START SOURCE MATERIAL
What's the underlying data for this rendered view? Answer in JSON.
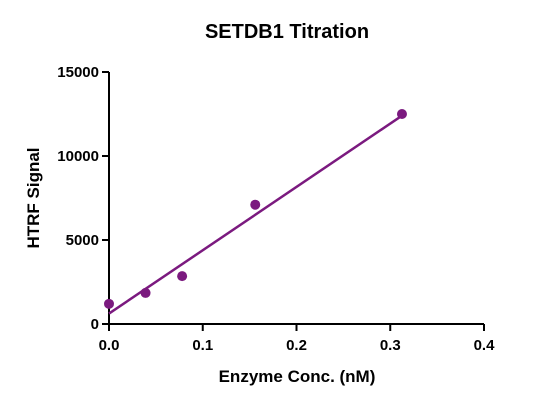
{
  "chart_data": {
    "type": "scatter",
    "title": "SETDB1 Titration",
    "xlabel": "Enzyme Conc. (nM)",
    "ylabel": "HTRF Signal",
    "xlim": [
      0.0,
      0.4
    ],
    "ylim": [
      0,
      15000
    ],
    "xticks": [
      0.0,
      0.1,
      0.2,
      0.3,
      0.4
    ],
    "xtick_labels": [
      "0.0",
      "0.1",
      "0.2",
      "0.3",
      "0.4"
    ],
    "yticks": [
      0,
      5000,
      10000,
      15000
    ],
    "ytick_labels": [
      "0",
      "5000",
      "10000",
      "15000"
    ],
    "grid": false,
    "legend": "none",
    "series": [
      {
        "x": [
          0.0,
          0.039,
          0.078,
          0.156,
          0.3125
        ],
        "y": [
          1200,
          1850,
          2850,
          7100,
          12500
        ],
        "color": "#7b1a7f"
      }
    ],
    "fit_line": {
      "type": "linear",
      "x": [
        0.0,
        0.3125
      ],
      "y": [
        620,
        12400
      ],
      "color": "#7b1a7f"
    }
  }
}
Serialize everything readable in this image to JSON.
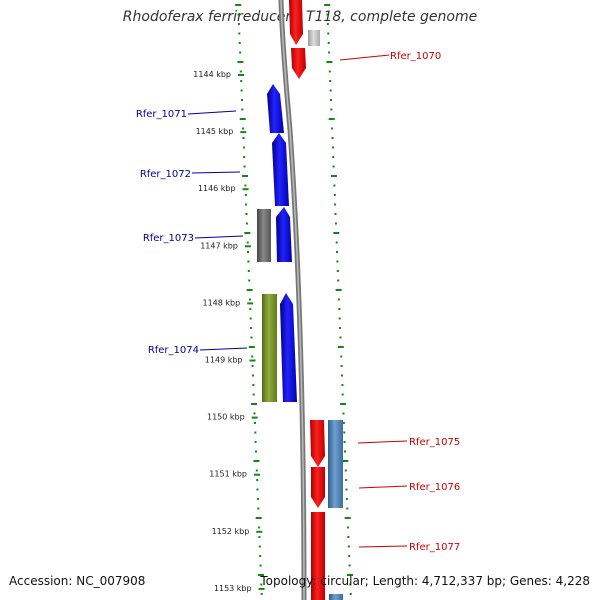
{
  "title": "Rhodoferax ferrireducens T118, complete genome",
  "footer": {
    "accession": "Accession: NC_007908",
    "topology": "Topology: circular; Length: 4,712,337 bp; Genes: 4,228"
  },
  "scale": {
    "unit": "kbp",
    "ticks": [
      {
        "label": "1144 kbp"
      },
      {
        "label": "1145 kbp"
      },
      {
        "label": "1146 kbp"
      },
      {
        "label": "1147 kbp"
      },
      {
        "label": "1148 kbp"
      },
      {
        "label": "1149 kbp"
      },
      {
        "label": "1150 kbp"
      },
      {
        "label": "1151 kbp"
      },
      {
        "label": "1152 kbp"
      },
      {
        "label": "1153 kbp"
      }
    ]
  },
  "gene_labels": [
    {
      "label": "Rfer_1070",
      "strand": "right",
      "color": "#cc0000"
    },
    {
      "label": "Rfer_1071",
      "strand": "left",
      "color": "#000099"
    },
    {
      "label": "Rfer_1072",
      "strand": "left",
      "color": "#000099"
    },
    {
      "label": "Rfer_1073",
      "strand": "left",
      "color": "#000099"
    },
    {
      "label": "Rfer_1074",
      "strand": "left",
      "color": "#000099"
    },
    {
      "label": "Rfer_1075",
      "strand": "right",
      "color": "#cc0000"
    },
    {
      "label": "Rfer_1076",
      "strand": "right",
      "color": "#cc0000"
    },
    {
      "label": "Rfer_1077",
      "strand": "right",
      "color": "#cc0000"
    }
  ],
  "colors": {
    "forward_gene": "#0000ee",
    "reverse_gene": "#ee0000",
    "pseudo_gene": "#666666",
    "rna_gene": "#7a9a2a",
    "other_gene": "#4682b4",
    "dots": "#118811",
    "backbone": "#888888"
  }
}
END SOURCE MATERIAL
Beginning with the line in which "Serialize everything readable" appears, repeat exactly each line down to the close of the material, leaving every picture out.

Serialize everything readable in this image to JSON.
{
  "title": "Rhodoferax ferrireducens T118, complete genome",
  "footer": {
    "accession": "Accession: NC_007908",
    "topology": "Topology: circular; Length: 4,712,337 bp; Genes: 4,228"
  },
  "scale": {
    "unit": "kbp",
    "ticks": [
      {
        "label": "1144 kbp"
      },
      {
        "label": "1145 kbp"
      },
      {
        "label": "1146 kbp"
      },
      {
        "label": "1147 kbp"
      },
      {
        "label": "1148 kbp"
      },
      {
        "label": "1149 kbp"
      },
      {
        "label": "1150 kbp"
      },
      {
        "label": "1151 kbp"
      },
      {
        "label": "1152 kbp"
      },
      {
        "label": "1153 kbp"
      }
    ]
  },
  "gene_labels": [
    {
      "label": "Rfer_1070",
      "strand": "right",
      "color": "#cc0000"
    },
    {
      "label": "Rfer_1071",
      "strand": "left",
      "color": "#000099"
    },
    {
      "label": "Rfer_1072",
      "strand": "left",
      "color": "#000099"
    },
    {
      "label": "Rfer_1073",
      "strand": "left",
      "color": "#000099"
    },
    {
      "label": "Rfer_1074",
      "strand": "left",
      "color": "#000099"
    },
    {
      "label": "Rfer_1075",
      "strand": "right",
      "color": "#cc0000"
    },
    {
      "label": "Rfer_1076",
      "strand": "right",
      "color": "#cc0000"
    },
    {
      "label": "Rfer_1077",
      "strand": "right",
      "color": "#cc0000"
    }
  ],
  "colors": {
    "forward_gene": "#0000ee",
    "reverse_gene": "#ee0000",
    "pseudo_gene": "#666666",
    "rna_gene": "#7a9a2a",
    "other_gene": "#4682b4",
    "dots": "#118811",
    "backbone": "#888888"
  }
}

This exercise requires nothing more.